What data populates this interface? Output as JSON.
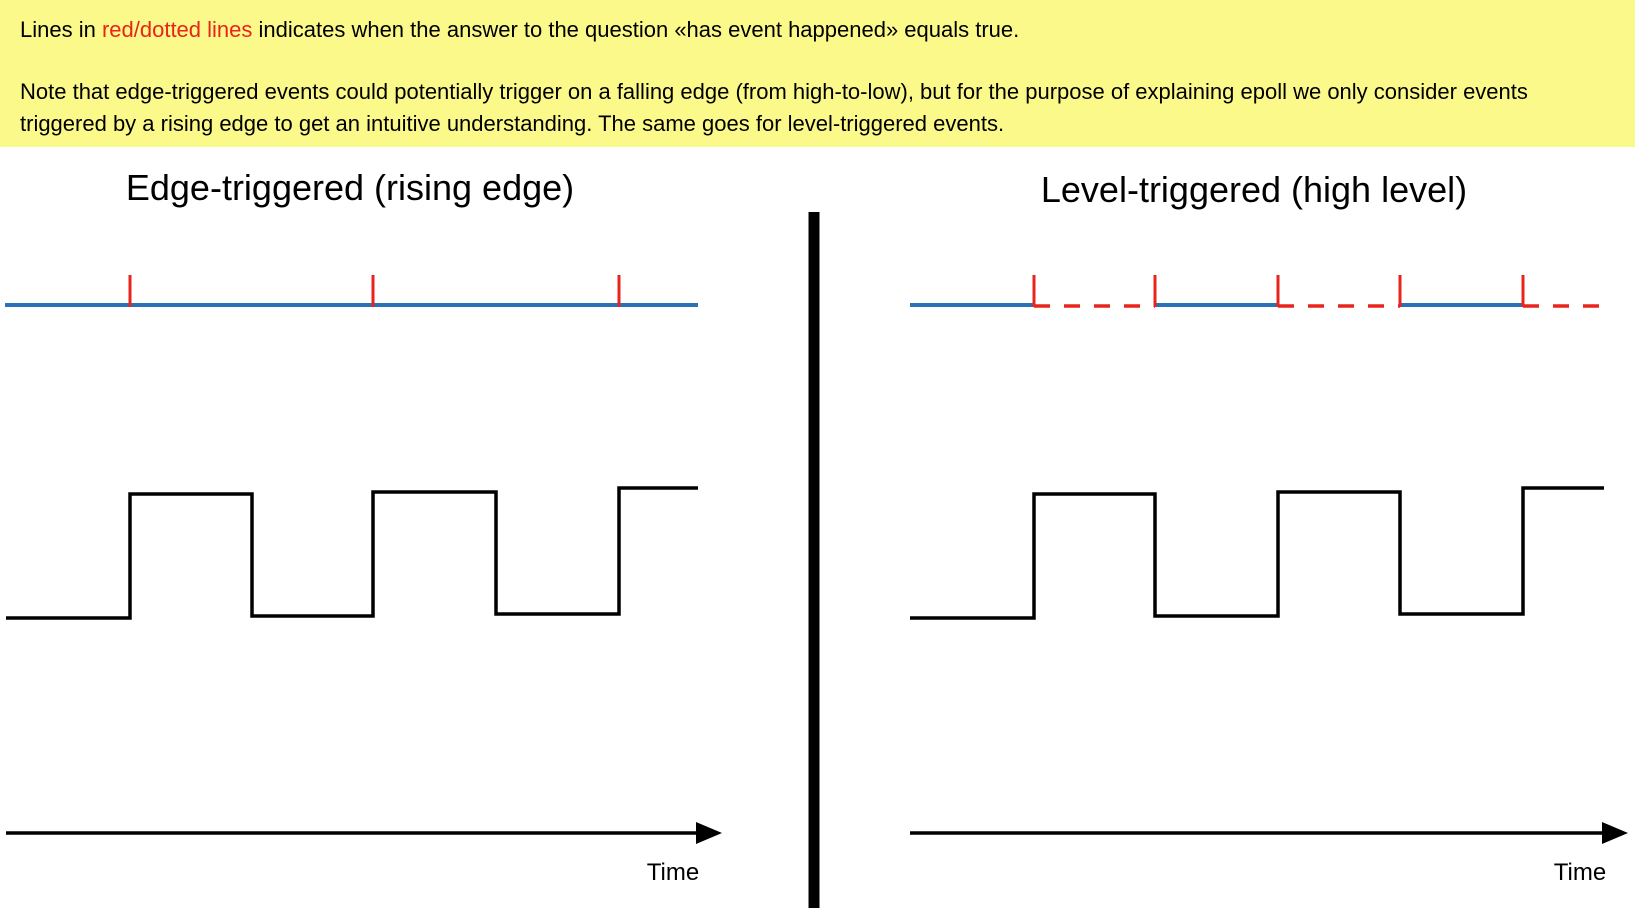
{
  "note": {
    "line1_prefix": "Lines in ",
    "line1_highlight": "red/dotted lines",
    "line1_suffix": " indicates when the answer to the question «has event happened» equals true.",
    "paragraph2": "Note that edge-triggered events could potentially trigger on a falling edge (from high-to-low), but for the purpose of explaining epoll we only consider events triggered by a rising edge to get an intuitive understanding. The same goes for level-triggered events.",
    "background_color": "#fcf98b",
    "highlight_color": "#e8241c"
  },
  "panels": {
    "edge": {
      "title": "Edge-triggered (rising edge)",
      "time_label": "Time"
    },
    "level": {
      "title": "Level-triggered (high level)",
      "time_label": "Time"
    }
  },
  "colors": {
    "event_line": "#2a72b8",
    "event_true": "#e8241c",
    "signal": "#000000",
    "divider": "#000000"
  },
  "signal": {
    "levels": [
      "low",
      "high",
      "low",
      "high",
      "low",
      "high"
    ],
    "rising_edges": 3
  }
}
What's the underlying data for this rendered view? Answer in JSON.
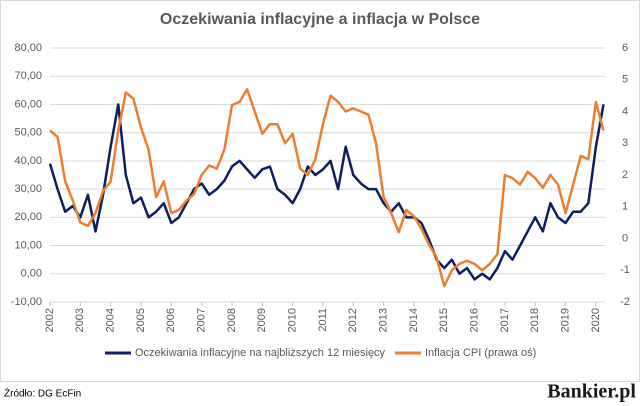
{
  "chart_data": {
    "type": "line",
    "title": "Oczekiwania inflacyjne a inflacja w Polsce",
    "source": "Źródło: DG EcFin",
    "logo": "Bankier.pl",
    "x": [
      2002,
      2002.25,
      2002.5,
      2002.75,
      2003,
      2003.25,
      2003.5,
      2003.75,
      2004,
      2004.25,
      2004.5,
      2004.75,
      2005,
      2005.25,
      2005.5,
      2005.75,
      2006,
      2006.25,
      2006.5,
      2006.75,
      2007,
      2007.25,
      2007.5,
      2007.75,
      2008,
      2008.25,
      2008.5,
      2008.75,
      2009,
      2009.25,
      2009.5,
      2009.75,
      2010,
      2010.25,
      2010.5,
      2010.75,
      2011,
      2011.25,
      2011.5,
      2011.75,
      2012,
      2012.25,
      2012.5,
      2012.75,
      2013,
      2013.25,
      2013.5,
      2013.75,
      2014,
      2014.25,
      2014.5,
      2014.75,
      2015,
      2015.25,
      2015.5,
      2015.75,
      2016,
      2016.25,
      2016.5,
      2016.75,
      2017,
      2017.25,
      2017.5,
      2017.75,
      2018,
      2018.25,
      2018.5,
      2018.75,
      2019,
      2019.25,
      2019.5,
      2019.75,
      2020,
      2020.25
    ],
    "series": [
      {
        "name": "Oczekiwania inflacyjne na najbliższych 12 miesięcy",
        "color": "#0d1f5c",
        "axis": "y",
        "values": [
          39,
          30,
          22,
          24,
          20,
          28,
          15,
          28,
          45,
          60,
          35,
          25,
          27,
          20,
          22,
          25,
          18,
          20,
          25,
          30,
          32,
          28,
          30,
          33,
          38,
          40,
          37,
          34,
          37,
          38,
          30,
          28,
          25,
          30,
          38,
          35,
          37,
          40,
          30,
          45,
          35,
          32,
          30,
          30,
          25,
          22,
          25,
          20,
          20,
          18,
          12,
          5,
          2,
          5,
          0,
          2,
          -2,
          0,
          -2,
          2,
          8,
          5,
          10,
          15,
          20,
          15,
          25,
          20,
          18,
          22,
          22,
          25,
          45,
          60
        ]
      },
      {
        "name": "Inflacja CPI (prawa oś)",
        "color": "#ed7d31",
        "axis": "y2",
        "values": [
          3.4,
          3.2,
          1.8,
          1.2,
          0.5,
          0.4,
          0.8,
          1.5,
          1.8,
          3.4,
          4.6,
          4.4,
          3.5,
          2.8,
          1.3,
          1.8,
          0.8,
          0.9,
          1.2,
          1.4,
          2.0,
          2.3,
          2.2,
          2.8,
          4.2,
          4.3,
          4.7,
          4.0,
          3.3,
          3.6,
          3.6,
          3.0,
          3.3,
          2.2,
          2.0,
          2.5,
          3.6,
          4.5,
          4.3,
          4.0,
          4.1,
          4.0,
          3.9,
          3.0,
          1.3,
          0.8,
          0.2,
          0.9,
          0.7,
          0.3,
          -0.2,
          -0.6,
          -1.5,
          -1.0,
          -0.8,
          -0.7,
          -0.8,
          -1.0,
          -0.8,
          -0.5,
          2.0,
          1.9,
          1.7,
          2.1,
          1.9,
          1.6,
          2.0,
          1.7,
          0.8,
          1.7,
          2.6,
          2.5,
          4.3,
          3.4
        ]
      }
    ],
    "xlim": [
      2002,
      2020.3
    ],
    "xticks": [
      2002,
      2003,
      2004,
      2005,
      2006,
      2007,
      2008,
      2009,
      2010,
      2011,
      2012,
      2013,
      2014,
      2015,
      2016,
      2017,
      2018,
      2019,
      2020
    ],
    "ylim": [
      -10,
      80
    ],
    "yticks": [
      {
        "value": -10,
        "label": "-10,00"
      },
      {
        "value": 0,
        "label": "0,00"
      },
      {
        "value": 10,
        "label": "10,00"
      },
      {
        "value": 20,
        "label": "20,00"
      },
      {
        "value": 30,
        "label": "30,00"
      },
      {
        "value": 40,
        "label": "40,00"
      },
      {
        "value": 50,
        "label": "50,00"
      },
      {
        "value": 60,
        "label": "60,00"
      },
      {
        "value": 70,
        "label": "70,00"
      },
      {
        "value": 80,
        "label": "80,00"
      }
    ],
    "y2lim": [
      -2,
      6
    ],
    "y2ticks": [
      -2,
      -1,
      0,
      1,
      2,
      3,
      4,
      5,
      6
    ],
    "grid": true,
    "legend": "bottom"
  }
}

• TASK DETAILS:
Your task is to return the entries above exactly, with no pictures.

• THE REPLY:
What data populates this interface? Output as JSON.
{
  "note": {
    "line1_prefix": "Lines in ",
    "line1_highlight": "red/dotted lines",
    "line1_suffix": " indicates when the answer to the question «has event happened» equals true.",
    "paragraph2": "Note that edge-triggered events could potentially trigger on a falling edge (from high-to-low), but for the purpose of explaining epoll we only consider events triggered by a rising edge to get an intuitive understanding. The same goes for level-triggered events.",
    "background_color": "#fcf98b",
    "highlight_color": "#e8241c"
  },
  "panels": {
    "edge": {
      "title": "Edge-triggered (rising edge)",
      "time_label": "Time"
    },
    "level": {
      "title": "Level-triggered (high level)",
      "time_label": "Time"
    }
  },
  "colors": {
    "event_line": "#2a72b8",
    "event_true": "#e8241c",
    "signal": "#000000",
    "divider": "#000000"
  },
  "signal": {
    "levels": [
      "low",
      "high",
      "low",
      "high",
      "low",
      "high"
    ],
    "rising_edges": 3
  }
}
What's the underlying data for this rendered view? Answer in JSON.
{
  "chart_data": {
    "type": "line",
    "title": "Oczekiwania inflacyjne a inflacja w Polsce",
    "source": "Źródło: DG EcFin",
    "logo": "Bankier.pl",
    "x": [
      2002,
      2002.25,
      2002.5,
      2002.75,
      2003,
      2003.25,
      2003.5,
      2003.75,
      2004,
      2004.25,
      2004.5,
      2004.75,
      2005,
      2005.25,
      2005.5,
      2005.75,
      2006,
      2006.25,
      2006.5,
      2006.75,
      2007,
      2007.25,
      2007.5,
      2007.75,
      2008,
      2008.25,
      2008.5,
      2008.75,
      2009,
      2009.25,
      2009.5,
      2009.75,
      2010,
      2010.25,
      2010.5,
      2010.75,
      2011,
      2011.25,
      2011.5,
      2011.75,
      2012,
      2012.25,
      2012.5,
      2012.75,
      2013,
      2013.25,
      2013.5,
      2013.75,
      2014,
      2014.25,
      2014.5,
      2014.75,
      2015,
      2015.25,
      2015.5,
      2015.75,
      2016,
      2016.25,
      2016.5,
      2016.75,
      2017,
      2017.25,
      2017.5,
      2017.75,
      2018,
      2018.25,
      2018.5,
      2018.75,
      2019,
      2019.25,
      2019.5,
      2019.75,
      2020,
      2020.25
    ],
    "series": [
      {
        "name": "Oczekiwania inflacyjne na najbliższych 12 miesięcy",
        "color": "#0d1f5c",
        "axis": "y",
        "values": [
          39,
          30,
          22,
          24,
          20,
          28,
          15,
          28,
          45,
          60,
          35,
          25,
          27,
          20,
          22,
          25,
          18,
          20,
          25,
          30,
          32,
          28,
          30,
          33,
          38,
          40,
          37,
          34,
          37,
          38,
          30,
          28,
          25,
          30,
          38,
          35,
          37,
          40,
          30,
          45,
          35,
          32,
          30,
          30,
          25,
          22,
          25,
          20,
          20,
          18,
          12,
          5,
          2,
          5,
          0,
          2,
          -2,
          0,
          -2,
          2,
          8,
          5,
          10,
          15,
          20,
          15,
          25,
          20,
          18,
          22,
          22,
          25,
          45,
          60
        ]
      },
      {
        "name": "Inflacja CPI (prawa oś)",
        "color": "#ed7d31",
        "axis": "y2",
        "values": [
          3.4,
          3.2,
          1.8,
          1.2,
          0.5,
          0.4,
          0.8,
          1.5,
          1.8,
          3.4,
          4.6,
          4.4,
          3.5,
          2.8,
          1.3,
          1.8,
          0.8,
          0.9,
          1.2,
          1.4,
          2.0,
          2.3,
          2.2,
          2.8,
          4.2,
          4.3,
          4.7,
          4.0,
          3.3,
          3.6,
          3.6,
          3.0,
          3.3,
          2.2,
          2.0,
          2.5,
          3.6,
          4.5,
          4.3,
          4.0,
          4.1,
          4.0,
          3.9,
          3.0,
          1.3,
          0.8,
          0.2,
          0.9,
          0.7,
          0.3,
          -0.2,
          -0.6,
          -1.5,
          -1.0,
          -0.8,
          -0.7,
          -0.8,
          -1.0,
          -0.8,
          -0.5,
          2.0,
          1.9,
          1.7,
          2.1,
          1.9,
          1.6,
          2.0,
          1.7,
          0.8,
          1.7,
          2.6,
          2.5,
          4.3,
          3.4
        ]
      }
    ],
    "xlim": [
      2002,
      2020.3
    ],
    "xticks": [
      2002,
      2003,
      2004,
      2005,
      2006,
      2007,
      2008,
      2009,
      2010,
      2011,
      2012,
      2013,
      2014,
      2015,
      2016,
      2017,
      2018,
      2019,
      2020
    ],
    "ylim": [
      -10,
      80
    ],
    "yticks": [
      {
        "value": -10,
        "label": "-10,00"
      },
      {
        "value": 0,
        "label": "0,00"
      },
      {
        "value": 10,
        "label": "10,00"
      },
      {
        "value": 20,
        "label": "20,00"
      },
      {
        "value": 30,
        "label": "30,00"
      },
      {
        "value": 40,
        "label": "40,00"
      },
      {
        "value": 50,
        "label": "50,00"
      },
      {
        "value": 60,
        "label": "60,00"
      },
      {
        "value": 70,
        "label": "70,00"
      },
      {
        "value": 80,
        "label": "80,00"
      }
    ],
    "y2lim": [
      -2,
      6
    ],
    "y2ticks": [
      -2,
      -1,
      0,
      1,
      2,
      3,
      4,
      5,
      6
    ],
    "grid": true,
    "legend": "bottom"
  }
}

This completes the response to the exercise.